▶ What is expected:
In the material below, list every line carrying the string "viciū".

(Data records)
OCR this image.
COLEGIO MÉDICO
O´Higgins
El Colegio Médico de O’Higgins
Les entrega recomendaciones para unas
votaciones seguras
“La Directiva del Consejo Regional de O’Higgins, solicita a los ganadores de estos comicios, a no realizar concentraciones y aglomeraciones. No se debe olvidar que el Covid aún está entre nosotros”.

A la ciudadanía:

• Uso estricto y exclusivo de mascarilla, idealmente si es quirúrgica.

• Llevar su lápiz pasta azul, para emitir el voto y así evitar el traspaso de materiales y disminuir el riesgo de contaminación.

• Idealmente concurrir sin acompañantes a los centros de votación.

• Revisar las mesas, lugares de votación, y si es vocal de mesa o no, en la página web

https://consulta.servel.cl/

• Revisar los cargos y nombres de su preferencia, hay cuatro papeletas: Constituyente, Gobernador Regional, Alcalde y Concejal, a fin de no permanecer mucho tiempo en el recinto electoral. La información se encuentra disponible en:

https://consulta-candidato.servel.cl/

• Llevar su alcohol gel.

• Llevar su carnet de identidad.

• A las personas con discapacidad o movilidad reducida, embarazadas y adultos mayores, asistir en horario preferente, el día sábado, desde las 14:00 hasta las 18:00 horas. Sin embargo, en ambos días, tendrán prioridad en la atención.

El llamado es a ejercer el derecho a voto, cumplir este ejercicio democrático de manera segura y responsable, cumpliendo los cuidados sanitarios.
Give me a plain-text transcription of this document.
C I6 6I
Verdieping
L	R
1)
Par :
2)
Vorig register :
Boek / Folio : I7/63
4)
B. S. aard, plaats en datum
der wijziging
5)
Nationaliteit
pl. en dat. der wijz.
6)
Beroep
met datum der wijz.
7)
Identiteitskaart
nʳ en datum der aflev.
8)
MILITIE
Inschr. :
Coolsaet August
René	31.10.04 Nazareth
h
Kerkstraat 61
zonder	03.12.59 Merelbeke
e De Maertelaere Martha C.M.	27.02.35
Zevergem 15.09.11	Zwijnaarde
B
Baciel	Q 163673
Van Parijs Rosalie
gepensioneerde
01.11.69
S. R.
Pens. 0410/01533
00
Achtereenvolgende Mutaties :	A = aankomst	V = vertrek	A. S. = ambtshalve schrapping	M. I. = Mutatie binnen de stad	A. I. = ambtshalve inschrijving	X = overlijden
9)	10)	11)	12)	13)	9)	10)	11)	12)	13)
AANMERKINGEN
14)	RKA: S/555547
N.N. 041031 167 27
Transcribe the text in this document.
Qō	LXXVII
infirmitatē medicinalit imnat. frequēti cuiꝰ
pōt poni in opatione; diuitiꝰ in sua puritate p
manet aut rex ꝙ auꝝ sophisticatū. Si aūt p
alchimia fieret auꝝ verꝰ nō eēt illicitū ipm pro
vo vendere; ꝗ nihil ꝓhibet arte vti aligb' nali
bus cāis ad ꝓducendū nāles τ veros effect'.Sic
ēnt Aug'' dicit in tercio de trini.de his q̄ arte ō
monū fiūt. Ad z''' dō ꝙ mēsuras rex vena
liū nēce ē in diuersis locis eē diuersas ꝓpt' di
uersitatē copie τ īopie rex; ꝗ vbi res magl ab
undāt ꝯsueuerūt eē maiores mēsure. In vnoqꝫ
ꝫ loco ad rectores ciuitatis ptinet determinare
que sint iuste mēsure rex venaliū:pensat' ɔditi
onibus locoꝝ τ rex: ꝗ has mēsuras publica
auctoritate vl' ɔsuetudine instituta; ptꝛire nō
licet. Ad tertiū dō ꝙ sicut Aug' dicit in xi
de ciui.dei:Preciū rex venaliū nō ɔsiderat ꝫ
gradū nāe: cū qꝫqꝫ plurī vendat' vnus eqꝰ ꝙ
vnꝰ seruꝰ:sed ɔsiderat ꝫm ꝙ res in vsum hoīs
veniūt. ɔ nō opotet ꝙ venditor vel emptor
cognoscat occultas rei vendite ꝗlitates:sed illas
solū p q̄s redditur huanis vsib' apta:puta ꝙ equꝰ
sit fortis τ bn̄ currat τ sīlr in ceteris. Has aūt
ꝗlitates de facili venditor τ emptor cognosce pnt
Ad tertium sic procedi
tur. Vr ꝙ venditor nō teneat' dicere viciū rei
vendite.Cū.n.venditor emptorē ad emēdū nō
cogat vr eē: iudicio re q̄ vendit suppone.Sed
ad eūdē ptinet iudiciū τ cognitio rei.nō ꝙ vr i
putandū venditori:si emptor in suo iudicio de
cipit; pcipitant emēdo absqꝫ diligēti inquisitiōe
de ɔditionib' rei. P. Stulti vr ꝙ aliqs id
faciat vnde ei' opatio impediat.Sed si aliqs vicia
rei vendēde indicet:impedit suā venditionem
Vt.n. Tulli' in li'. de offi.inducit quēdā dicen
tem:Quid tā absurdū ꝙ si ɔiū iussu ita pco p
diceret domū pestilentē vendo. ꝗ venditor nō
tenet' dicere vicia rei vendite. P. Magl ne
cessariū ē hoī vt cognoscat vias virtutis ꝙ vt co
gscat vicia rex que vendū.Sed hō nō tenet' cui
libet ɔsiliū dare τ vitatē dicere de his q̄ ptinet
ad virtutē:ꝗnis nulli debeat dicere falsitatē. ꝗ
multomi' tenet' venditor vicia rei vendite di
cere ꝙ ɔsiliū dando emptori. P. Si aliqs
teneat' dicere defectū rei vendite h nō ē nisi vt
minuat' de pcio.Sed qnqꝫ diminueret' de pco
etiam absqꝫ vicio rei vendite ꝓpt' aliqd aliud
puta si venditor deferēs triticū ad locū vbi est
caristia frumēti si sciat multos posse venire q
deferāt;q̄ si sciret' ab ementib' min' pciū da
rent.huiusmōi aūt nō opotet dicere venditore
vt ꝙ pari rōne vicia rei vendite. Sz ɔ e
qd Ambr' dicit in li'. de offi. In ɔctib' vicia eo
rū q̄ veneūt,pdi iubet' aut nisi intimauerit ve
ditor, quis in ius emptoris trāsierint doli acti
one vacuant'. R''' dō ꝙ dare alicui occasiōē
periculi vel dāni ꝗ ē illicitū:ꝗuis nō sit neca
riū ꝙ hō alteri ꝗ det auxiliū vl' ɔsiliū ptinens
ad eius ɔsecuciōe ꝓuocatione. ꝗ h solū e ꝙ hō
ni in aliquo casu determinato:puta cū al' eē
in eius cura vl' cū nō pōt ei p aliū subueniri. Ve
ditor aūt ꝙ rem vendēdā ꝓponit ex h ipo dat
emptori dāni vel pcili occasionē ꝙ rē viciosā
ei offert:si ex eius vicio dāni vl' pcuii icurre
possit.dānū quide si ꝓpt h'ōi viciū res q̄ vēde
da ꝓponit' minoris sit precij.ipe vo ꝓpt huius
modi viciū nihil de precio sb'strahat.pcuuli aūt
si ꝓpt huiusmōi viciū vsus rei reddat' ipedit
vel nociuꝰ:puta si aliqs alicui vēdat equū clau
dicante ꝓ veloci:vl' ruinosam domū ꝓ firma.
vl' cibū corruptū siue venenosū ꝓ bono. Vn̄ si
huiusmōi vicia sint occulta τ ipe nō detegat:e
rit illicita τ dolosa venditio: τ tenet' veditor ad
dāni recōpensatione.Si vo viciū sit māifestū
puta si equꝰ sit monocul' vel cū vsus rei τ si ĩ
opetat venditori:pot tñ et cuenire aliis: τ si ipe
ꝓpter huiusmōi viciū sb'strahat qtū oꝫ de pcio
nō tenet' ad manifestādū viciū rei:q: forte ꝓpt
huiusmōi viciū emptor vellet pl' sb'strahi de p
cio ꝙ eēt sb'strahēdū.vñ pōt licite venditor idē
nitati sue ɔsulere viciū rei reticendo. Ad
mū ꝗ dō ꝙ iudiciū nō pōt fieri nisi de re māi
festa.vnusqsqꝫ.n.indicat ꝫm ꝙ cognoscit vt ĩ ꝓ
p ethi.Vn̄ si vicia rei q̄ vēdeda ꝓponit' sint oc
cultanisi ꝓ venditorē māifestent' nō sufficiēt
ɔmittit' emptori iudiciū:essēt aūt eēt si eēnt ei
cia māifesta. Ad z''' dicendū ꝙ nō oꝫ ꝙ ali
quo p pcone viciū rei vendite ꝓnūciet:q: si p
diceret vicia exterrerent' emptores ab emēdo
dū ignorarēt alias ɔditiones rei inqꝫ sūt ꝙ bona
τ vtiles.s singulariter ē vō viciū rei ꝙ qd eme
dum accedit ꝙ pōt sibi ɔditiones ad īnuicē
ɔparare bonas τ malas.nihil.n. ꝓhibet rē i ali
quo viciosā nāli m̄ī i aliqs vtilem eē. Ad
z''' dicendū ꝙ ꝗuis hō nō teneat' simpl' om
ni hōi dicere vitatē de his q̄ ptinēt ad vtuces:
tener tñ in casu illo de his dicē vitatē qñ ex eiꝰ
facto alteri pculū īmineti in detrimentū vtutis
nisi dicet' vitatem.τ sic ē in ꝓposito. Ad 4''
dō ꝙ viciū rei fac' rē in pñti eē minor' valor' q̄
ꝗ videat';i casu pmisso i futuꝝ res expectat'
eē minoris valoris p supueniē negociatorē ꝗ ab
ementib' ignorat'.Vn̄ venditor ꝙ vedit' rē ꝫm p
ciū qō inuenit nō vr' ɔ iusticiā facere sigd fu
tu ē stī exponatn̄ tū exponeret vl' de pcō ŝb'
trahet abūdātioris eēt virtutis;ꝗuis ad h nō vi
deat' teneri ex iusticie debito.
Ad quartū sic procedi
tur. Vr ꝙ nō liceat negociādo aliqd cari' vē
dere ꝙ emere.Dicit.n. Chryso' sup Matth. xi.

▶ Expected answer:
tur. Vr ꝙ venditor nō teneat' dicere viciū rei
possit.dānū quide si ꝓpt h'ōi viciū res q̄ vēde
modi viciū nihil de precio sb'strahat.pcuuli aūt
si ꝓpt huiusmōi viciū vsus rei reddat' ipedit
dāni recōpensatione.Si vo viciū sit māifestū
ꝓpter huiusmōi viciū sb'strahat qtū oꝫ de pcio
nō tenet' ad manifestādū viciū rei:q: forte ꝓpt
huiusmōi viciū emptor vellet pl' sb'strahi de p
nitati sue ɔsulere viciū rei reticendo. Ad
quo p pcone viciū rei vendite ꝓnūciet:q: si p
τ vtiles.s singulariter ē vō viciū rei ꝙ qd eme
dō ꝙ viciū rei fac' rē in pñti eē minor' valor' q̄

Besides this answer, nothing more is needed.